▶ **YOUR INSTRUCTIONS**: Copy every line in the records below that contains the word "Trombone".

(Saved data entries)
*-*-*

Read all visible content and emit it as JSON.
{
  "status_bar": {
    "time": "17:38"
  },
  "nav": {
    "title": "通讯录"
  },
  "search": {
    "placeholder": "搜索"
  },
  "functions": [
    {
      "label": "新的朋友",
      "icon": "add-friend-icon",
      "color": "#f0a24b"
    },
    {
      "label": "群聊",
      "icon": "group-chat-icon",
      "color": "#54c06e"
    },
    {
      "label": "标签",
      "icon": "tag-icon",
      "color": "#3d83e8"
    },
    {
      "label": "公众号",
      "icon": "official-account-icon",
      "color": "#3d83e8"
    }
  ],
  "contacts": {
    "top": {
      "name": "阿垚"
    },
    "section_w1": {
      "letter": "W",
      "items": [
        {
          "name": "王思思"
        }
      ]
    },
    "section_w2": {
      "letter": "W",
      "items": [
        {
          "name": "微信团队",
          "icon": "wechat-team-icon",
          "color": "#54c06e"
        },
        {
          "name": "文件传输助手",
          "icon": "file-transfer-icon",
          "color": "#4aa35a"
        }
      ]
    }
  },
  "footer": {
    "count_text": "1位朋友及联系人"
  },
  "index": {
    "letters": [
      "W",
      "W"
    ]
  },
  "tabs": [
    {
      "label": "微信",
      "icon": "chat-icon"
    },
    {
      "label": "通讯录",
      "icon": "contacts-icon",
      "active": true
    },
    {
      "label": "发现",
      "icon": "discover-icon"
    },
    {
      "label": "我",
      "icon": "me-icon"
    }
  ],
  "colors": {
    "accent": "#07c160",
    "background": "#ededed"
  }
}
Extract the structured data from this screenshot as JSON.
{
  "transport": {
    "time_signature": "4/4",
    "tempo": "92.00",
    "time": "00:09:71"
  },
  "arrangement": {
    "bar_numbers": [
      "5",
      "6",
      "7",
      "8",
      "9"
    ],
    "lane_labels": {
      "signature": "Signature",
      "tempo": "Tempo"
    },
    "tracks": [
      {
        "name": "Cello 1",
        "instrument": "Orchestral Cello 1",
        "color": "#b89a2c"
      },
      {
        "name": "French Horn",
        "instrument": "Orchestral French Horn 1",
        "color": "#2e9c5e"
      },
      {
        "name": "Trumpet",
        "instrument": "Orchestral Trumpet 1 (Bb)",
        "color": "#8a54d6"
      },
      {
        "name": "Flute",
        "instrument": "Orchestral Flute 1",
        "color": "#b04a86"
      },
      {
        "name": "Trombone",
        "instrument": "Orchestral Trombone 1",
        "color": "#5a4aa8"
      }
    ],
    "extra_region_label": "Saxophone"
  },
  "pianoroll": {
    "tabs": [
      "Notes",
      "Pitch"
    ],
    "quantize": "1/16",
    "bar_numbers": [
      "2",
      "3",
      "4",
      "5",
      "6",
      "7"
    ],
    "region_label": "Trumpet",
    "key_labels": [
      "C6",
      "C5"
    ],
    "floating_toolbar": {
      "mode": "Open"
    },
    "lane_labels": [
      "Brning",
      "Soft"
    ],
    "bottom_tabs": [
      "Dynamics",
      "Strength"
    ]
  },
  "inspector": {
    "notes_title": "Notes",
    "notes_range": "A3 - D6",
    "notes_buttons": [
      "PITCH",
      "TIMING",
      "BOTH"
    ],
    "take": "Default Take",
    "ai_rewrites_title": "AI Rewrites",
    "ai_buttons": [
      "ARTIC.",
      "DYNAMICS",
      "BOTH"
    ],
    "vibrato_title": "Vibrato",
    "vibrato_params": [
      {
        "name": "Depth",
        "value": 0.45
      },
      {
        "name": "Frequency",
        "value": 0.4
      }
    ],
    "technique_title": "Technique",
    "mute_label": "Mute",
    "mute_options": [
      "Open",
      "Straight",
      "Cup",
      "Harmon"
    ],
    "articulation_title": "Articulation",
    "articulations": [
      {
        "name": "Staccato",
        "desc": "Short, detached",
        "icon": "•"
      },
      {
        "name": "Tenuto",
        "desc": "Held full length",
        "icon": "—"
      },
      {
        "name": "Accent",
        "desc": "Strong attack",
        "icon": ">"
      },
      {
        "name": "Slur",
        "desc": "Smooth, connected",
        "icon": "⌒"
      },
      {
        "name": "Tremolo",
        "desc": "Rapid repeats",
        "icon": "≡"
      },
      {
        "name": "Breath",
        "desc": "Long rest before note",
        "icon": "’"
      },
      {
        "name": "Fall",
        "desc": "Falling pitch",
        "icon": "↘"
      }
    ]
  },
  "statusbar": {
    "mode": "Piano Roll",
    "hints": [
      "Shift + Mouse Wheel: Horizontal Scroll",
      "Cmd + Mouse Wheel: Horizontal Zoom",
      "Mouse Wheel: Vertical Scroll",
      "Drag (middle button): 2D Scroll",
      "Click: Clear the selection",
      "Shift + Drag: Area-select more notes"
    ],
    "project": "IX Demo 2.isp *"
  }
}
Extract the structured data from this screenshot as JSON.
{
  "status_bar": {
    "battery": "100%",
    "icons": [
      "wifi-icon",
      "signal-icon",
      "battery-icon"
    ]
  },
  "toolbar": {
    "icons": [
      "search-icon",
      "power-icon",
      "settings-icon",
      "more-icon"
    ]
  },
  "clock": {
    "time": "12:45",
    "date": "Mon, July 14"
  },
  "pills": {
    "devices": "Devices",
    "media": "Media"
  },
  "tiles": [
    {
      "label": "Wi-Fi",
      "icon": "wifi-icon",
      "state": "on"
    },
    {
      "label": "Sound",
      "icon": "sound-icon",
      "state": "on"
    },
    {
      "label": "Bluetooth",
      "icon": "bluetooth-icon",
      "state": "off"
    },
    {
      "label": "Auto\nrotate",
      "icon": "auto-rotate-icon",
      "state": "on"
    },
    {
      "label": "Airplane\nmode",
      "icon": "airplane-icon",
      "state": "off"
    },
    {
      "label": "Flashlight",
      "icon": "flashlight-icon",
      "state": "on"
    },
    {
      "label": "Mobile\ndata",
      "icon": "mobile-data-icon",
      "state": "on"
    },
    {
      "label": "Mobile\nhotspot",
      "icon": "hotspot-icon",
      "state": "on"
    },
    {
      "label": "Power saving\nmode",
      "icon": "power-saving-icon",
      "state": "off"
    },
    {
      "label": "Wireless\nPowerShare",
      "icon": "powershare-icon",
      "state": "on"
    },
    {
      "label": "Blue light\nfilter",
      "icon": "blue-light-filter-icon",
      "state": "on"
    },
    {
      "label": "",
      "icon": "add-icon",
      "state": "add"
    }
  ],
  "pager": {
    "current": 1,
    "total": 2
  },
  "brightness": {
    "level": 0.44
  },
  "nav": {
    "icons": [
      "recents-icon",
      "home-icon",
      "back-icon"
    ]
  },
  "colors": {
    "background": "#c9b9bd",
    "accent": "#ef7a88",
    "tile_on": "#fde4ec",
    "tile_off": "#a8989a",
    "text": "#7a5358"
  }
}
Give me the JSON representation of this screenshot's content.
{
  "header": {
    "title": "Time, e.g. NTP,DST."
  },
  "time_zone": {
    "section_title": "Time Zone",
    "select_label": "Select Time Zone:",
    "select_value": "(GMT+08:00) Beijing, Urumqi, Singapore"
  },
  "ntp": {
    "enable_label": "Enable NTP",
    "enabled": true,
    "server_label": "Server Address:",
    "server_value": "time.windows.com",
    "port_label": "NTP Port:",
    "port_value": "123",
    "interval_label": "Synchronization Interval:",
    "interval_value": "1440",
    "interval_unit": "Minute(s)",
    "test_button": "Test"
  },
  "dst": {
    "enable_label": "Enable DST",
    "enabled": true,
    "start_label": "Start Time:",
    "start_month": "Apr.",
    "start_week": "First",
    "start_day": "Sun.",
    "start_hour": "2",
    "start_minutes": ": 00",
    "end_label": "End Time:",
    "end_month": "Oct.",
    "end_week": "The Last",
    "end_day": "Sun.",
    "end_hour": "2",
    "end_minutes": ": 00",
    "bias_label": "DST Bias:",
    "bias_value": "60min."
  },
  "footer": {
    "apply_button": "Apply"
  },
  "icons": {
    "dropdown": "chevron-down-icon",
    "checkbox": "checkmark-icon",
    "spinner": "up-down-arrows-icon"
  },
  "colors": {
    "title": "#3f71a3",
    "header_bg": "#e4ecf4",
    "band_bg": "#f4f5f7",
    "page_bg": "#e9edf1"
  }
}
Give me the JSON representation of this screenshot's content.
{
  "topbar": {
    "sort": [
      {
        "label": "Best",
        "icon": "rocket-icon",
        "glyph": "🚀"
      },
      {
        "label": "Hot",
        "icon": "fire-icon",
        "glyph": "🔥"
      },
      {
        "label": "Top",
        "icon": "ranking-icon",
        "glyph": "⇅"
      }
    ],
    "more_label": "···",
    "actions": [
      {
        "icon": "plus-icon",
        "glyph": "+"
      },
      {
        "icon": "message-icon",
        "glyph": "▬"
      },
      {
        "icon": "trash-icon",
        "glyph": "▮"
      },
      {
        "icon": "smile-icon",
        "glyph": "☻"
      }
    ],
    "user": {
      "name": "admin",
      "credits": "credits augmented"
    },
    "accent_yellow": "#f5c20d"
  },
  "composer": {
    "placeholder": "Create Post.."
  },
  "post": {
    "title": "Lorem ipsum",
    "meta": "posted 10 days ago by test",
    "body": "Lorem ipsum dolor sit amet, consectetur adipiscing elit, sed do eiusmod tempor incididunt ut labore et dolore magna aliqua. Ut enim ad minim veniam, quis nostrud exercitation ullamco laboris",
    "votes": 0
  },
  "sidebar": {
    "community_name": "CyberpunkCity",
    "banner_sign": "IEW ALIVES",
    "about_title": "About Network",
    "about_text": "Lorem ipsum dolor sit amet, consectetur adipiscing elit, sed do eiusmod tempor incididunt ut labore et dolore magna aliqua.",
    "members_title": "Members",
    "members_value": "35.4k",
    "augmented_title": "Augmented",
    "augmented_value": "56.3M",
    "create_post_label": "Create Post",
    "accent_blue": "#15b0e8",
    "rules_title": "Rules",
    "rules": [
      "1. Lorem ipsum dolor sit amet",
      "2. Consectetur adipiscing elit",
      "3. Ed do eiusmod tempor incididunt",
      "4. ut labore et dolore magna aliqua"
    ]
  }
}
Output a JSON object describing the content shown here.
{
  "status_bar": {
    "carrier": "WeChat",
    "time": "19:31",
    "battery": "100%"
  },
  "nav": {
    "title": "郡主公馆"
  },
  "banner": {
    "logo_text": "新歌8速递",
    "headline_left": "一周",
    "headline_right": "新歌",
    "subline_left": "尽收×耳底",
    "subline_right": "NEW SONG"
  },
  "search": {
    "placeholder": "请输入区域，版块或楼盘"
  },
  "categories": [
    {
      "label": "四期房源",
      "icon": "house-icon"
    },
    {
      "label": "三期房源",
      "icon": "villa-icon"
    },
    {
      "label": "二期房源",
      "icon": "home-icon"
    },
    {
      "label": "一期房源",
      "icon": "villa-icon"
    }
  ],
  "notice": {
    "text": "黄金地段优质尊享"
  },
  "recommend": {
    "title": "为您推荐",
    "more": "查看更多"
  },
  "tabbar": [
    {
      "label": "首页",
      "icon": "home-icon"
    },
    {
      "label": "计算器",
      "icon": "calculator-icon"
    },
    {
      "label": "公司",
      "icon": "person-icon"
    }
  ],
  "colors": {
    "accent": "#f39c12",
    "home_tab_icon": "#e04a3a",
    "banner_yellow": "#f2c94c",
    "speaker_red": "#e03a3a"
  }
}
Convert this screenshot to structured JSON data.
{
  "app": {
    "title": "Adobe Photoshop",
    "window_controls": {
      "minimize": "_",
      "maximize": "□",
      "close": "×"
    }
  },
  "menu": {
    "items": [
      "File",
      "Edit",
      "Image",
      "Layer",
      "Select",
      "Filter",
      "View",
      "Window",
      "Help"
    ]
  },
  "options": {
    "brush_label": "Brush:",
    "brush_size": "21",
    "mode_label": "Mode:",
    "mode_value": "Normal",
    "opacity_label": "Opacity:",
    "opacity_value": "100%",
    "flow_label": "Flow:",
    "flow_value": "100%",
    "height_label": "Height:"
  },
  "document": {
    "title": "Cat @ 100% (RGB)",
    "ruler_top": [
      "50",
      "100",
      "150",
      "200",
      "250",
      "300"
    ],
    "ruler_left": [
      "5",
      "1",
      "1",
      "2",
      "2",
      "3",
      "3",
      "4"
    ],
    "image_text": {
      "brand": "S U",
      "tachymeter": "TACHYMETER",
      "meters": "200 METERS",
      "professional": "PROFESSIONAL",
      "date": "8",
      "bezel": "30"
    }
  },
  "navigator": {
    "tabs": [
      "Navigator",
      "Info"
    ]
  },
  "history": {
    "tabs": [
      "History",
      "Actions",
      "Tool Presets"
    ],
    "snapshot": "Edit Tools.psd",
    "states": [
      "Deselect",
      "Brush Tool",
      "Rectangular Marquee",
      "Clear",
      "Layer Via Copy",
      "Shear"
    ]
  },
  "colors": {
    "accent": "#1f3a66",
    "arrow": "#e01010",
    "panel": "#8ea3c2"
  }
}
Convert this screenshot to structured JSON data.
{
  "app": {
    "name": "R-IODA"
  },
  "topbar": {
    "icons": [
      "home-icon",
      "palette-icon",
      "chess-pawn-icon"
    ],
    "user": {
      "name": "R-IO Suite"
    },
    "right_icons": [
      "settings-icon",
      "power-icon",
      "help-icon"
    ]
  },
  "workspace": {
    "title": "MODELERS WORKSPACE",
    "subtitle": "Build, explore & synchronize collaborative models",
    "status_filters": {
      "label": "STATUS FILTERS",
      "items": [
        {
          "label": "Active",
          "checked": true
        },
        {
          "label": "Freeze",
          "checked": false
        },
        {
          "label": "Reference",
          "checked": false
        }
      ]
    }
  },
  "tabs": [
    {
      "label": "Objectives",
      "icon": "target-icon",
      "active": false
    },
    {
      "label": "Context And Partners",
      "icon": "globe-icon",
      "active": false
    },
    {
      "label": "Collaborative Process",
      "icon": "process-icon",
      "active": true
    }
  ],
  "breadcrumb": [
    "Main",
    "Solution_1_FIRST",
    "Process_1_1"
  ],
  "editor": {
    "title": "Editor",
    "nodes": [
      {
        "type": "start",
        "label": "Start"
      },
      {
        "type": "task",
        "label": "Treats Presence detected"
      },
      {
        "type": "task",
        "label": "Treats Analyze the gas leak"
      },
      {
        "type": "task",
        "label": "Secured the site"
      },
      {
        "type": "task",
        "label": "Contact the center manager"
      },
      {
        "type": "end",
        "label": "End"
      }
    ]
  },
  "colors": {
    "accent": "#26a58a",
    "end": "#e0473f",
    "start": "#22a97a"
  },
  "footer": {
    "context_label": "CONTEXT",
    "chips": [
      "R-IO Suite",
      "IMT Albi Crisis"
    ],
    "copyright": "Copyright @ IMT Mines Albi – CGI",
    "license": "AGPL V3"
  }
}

*-*-*

▶ **RIGHT ANSWER**:
        "name": "Trombone",
        "instrument": "Orchestral Trombone 1",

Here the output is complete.